--- Start Supplied records ---

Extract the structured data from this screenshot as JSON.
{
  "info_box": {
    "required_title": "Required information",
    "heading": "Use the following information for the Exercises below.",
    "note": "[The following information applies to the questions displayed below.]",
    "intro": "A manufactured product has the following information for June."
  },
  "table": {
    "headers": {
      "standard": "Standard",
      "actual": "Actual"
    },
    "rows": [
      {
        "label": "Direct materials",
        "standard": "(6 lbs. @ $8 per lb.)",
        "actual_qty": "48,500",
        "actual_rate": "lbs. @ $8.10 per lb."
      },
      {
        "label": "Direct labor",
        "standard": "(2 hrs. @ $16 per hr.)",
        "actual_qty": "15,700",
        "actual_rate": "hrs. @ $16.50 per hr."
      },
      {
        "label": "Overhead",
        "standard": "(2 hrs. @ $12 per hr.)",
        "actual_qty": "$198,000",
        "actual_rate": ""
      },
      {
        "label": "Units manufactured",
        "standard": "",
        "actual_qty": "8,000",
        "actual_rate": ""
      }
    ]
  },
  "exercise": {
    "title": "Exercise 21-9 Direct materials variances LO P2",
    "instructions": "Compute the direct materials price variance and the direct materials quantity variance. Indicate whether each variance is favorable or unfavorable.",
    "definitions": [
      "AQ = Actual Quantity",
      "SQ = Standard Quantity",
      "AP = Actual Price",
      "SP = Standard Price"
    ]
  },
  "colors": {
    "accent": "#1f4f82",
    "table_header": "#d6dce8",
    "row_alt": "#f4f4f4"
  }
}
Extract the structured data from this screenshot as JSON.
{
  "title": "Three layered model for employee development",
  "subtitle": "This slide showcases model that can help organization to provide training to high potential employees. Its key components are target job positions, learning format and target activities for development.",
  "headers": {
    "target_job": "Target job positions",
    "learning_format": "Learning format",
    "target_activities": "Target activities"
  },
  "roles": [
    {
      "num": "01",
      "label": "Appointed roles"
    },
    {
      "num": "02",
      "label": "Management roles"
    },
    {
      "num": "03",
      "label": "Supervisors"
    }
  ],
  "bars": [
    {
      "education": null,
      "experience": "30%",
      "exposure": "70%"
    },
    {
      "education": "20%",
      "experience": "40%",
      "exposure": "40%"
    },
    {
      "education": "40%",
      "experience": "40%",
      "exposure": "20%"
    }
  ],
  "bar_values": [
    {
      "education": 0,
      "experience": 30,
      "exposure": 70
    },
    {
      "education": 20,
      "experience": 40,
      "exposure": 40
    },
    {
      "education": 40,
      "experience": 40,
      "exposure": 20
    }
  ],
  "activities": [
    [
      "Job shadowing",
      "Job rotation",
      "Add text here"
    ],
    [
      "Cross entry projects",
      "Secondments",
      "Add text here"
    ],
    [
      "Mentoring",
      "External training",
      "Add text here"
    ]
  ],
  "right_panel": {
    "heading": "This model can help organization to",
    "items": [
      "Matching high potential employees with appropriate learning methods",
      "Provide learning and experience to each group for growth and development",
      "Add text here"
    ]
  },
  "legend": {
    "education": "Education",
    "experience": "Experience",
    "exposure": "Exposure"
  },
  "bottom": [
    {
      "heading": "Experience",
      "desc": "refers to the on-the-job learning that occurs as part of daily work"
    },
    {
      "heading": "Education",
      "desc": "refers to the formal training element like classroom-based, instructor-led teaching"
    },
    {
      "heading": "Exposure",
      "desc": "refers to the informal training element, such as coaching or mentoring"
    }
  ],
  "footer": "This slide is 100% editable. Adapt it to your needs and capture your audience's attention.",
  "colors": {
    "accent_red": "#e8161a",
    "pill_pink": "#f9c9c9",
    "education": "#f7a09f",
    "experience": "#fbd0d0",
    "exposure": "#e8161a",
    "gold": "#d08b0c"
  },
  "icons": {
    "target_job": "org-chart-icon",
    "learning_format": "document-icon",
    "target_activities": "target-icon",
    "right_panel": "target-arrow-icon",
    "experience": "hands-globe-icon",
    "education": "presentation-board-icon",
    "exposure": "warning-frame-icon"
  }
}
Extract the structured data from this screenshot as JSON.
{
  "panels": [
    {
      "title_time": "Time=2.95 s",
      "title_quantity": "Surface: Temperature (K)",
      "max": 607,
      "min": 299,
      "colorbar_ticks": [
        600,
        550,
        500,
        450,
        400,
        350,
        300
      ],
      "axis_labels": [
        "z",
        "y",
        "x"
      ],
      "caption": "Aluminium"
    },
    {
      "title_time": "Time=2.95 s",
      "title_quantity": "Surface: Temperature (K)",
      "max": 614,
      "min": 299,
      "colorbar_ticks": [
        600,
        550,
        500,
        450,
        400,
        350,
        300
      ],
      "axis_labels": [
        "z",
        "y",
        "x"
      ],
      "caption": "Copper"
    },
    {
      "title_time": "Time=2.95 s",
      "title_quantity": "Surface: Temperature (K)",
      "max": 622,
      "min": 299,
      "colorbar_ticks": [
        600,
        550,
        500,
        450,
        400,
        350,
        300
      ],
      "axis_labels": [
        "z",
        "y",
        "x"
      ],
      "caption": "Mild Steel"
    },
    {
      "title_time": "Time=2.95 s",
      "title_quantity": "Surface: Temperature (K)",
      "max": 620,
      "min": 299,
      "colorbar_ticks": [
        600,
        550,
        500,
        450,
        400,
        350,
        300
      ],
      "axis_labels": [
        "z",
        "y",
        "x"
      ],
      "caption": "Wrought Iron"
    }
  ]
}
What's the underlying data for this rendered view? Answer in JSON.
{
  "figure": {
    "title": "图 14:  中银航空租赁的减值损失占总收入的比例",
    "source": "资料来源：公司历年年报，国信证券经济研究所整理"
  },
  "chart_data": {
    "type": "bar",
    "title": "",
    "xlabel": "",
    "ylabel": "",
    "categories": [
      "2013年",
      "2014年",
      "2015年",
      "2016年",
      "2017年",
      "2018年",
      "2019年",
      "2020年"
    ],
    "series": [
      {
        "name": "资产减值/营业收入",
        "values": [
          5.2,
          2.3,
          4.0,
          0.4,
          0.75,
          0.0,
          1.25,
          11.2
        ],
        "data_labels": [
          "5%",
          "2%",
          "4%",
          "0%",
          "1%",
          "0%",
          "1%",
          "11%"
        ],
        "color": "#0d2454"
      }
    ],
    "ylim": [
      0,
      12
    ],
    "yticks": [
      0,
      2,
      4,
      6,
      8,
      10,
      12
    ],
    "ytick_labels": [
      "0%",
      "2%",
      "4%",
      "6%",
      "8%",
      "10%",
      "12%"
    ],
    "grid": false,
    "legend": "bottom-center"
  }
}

--- End Supplied records ---

Given task: Copy all of the material word for word.

Result:
Extract the structured data from this screenshot as JSON.
{
  "info_box": {
    "required_title": "Required information",
    "heading": "Use the following information for the Exercises below.",
    "note": "[The following information applies to the questions displayed below.]",
    "intro": "A manufactured product has the following information for June."
  },
  "table": {
    "headers": {
      "standard": "Standard",
      "actual": "Actual"
    },
    "rows": [
      {
        "label": "Direct materials",
        "standard": "(6 lbs. @ $8 per lb.)",
        "actual_qty": "48,500",
        "actual_rate": "lbs. @ $8.10 per lb."
      },
      {
        "label": "Direct labor",
        "standard": "(2 hrs. @ $16 per hr.)",
        "actual_qty": "15,700",
        "actual_rate": "hrs. @ $16.50 per hr."
      },
      {
        "label": "Overhead",
        "standard": "(2 hrs. @ $12 per hr.)",
        "actual_qty": "$198,000",
        "actual_rate": ""
      },
      {
        "label": "Units manufactured",
        "standard": "",
        "actual_qty": "8,000",
        "actual_rate": ""
      }
    ]
  },
  "exercise": {
    "title": "Exercise 21-9 Direct materials variances LO P2",
    "instructions": "Compute the direct materials price variance and the direct materials quantity variance. Indicate whether each variance is favorable or unfavorable.",
    "definitions": [
      "AQ = Actual Quantity",
      "SQ = Standard Quantity",
      "AP = Actual Price",
      "SP = Standard Price"
    ]
  },
  "colors": {
    "accent": "#1f4f82",
    "table_header": "#d6dce8",
    "row_alt": "#f4f4f4"
  }
}
Extract the structured data from this screenshot as JSON.
{
  "title": "Three layered model for employee development",
  "subtitle": "This slide showcases model that can help organization to provide training to high potential employees. Its key components are target job positions, learning format and target activities for development.",
  "headers": {
    "target_job": "Target job positions",
    "learning_format": "Learning format",
    "target_activities": "Target activities"
  },
  "roles": [
    {
      "num": "01",
      "label": "Appointed roles"
    },
    {
      "num": "02",
      "label": "Management roles"
    },
    {
      "num": "03",
      "label": "Supervisors"
    }
  ],
  "bars": [
    {
      "education": null,
      "experience": "30%",
      "exposure": "70%"
    },
    {
      "education": "20%",
      "experience": "40%",
      "exposure": "40%"
    },
    {
      "education": "40%",
      "experience": "40%",
      "exposure": "20%"
    }
  ],
  "bar_values": [
    {
      "education": 0,
      "experience": 30,
      "exposure": 70
    },
    {
      "education": 20,
      "experience": 40,
      "exposure": 40
    },
    {
      "education": 40,
      "experience": 40,
      "exposure": 20
    }
  ],
  "activities": [
    [
      "Job shadowing",
      "Job rotation",
      "Add text here"
    ],
    [
      "Cross entry projects",
      "Secondments",
      "Add text here"
    ],
    [
      "Mentoring",
      "External training",
      "Add text here"
    ]
  ],
  "right_panel": {
    "heading": "This model can help organization to",
    "items": [
      "Matching high potential employees with appropriate learning methods",
      "Provide learning and experience to each group for growth and development",
      "Add text here"
    ]
  },
  "legend": {
    "education": "Education",
    "experience": "Experience",
    "exposure": "Exposure"
  },
  "bottom": [
    {
      "heading": "Experience",
      "desc": "refers to the on-the-job learning that occurs as part of daily work"
    },
    {
      "heading": "Education",
      "desc": "refers to the formal training element like classroom-based, instructor-led teaching"
    },
    {
      "heading": "Exposure",
      "desc": "refers to the informal training element, such as coaching or mentoring"
    }
  ],
  "footer": "This slide is 100% editable. Adapt it to your needs and capture your audience's attention.",
  "colors": {
    "accent_red": "#e8161a",
    "pill_pink": "#f9c9c9",
    "education": "#f7a09f",
    "experience": "#fbd0d0",
    "exposure": "#e8161a",
    "gold": "#d08b0c"
  },
  "icons": {
    "target_job": "org-chart-icon",
    "learning_format": "document-icon",
    "target_activities": "target-icon",
    "right_panel": "target-arrow-icon",
    "experience": "hands-globe-icon",
    "education": "presentation-board-icon",
    "exposure": "warning-frame-icon"
  }
}
Extract the structured data from this screenshot as JSON.
{
  "panels": [
    {
      "title_time": "Time=2.95 s",
      "title_quantity": "Surface: Temperature (K)",
      "max": 607,
      "min": 299,
      "colorbar_ticks": [
        600,
        550,
        500,
        450,
        400,
        350,
        300
      ],
      "axis_labels": [
        "z",
        "y",
        "x"
      ],
      "caption": "Aluminium"
    },
    {
      "title_time": "Time=2.95 s",
      "title_quantity": "Surface: Temperature (K)",
      "max": 614,
      "min": 299,
      "colorbar_ticks": [
        600,
        550,
        500,
        450,
        400,
        350,
        300
      ],
      "axis_labels": [
        "z",
        "y",
        "x"
      ],
      "caption": "Copper"
    },
    {
      "title_time": "Time=2.95 s",
      "title_quantity": "Surface: Temperature (K)",
      "max": 622,
      "min": 299,
      "colorbar_ticks": [
        600,
        550,
        500,
        450,
        400,
        350,
        300
      ],
      "axis_labels": [
        "z",
        "y",
        "x"
      ],
      "caption": "Mild Steel"
    },
    {
      "title_time": "Time=2.95 s",
      "title_quantity": "Surface: Temperature (K)",
      "max": 620,
      "min": 299,
      "colorbar_ticks": [
        600,
        550,
        500,
        450,
        400,
        350,
        300
      ],
      "axis_labels": [
        "z",
        "y",
        "x"
      ],
      "caption": "Wrought Iron"
    }
  ]
}
What's the underlying data for this rendered view? Answer in JSON.
{
  "figure": {
    "title": "图 14:  中银航空租赁的减值损失占总收入的比例",
    "source": "资料来源：公司历年年报，国信证券经济研究所整理"
  },
  "chart_data": {
    "type": "bar",
    "title": "",
    "xlabel": "",
    "ylabel": "",
    "categories": [
      "2013年",
      "2014年",
      "2015年",
      "2016年",
      "2017年",
      "2018年",
      "2019年",
      "2020年"
    ],
    "series": [
      {
        "name": "资产减值/营业收入",
        "values": [
          5.2,
          2.3,
          4.0,
          0.4,
          0.75,
          0.0,
          1.25,
          11.2
        ],
        "data_labels": [
          "5%",
          "2%",
          "4%",
          "0%",
          "1%",
          "0%",
          "1%",
          "11%"
        ],
        "color": "#0d2454"
      }
    ],
    "ylim": [
      0,
      12
    ],
    "yticks": [
      0,
      2,
      4,
      6,
      8,
      10,
      12
    ],
    "ytick_labels": [
      "0%",
      "2%",
      "4%",
      "6%",
      "8%",
      "10%",
      "12%"
    ],
    "grid": false,
    "legend": "bottom-center"
  }
}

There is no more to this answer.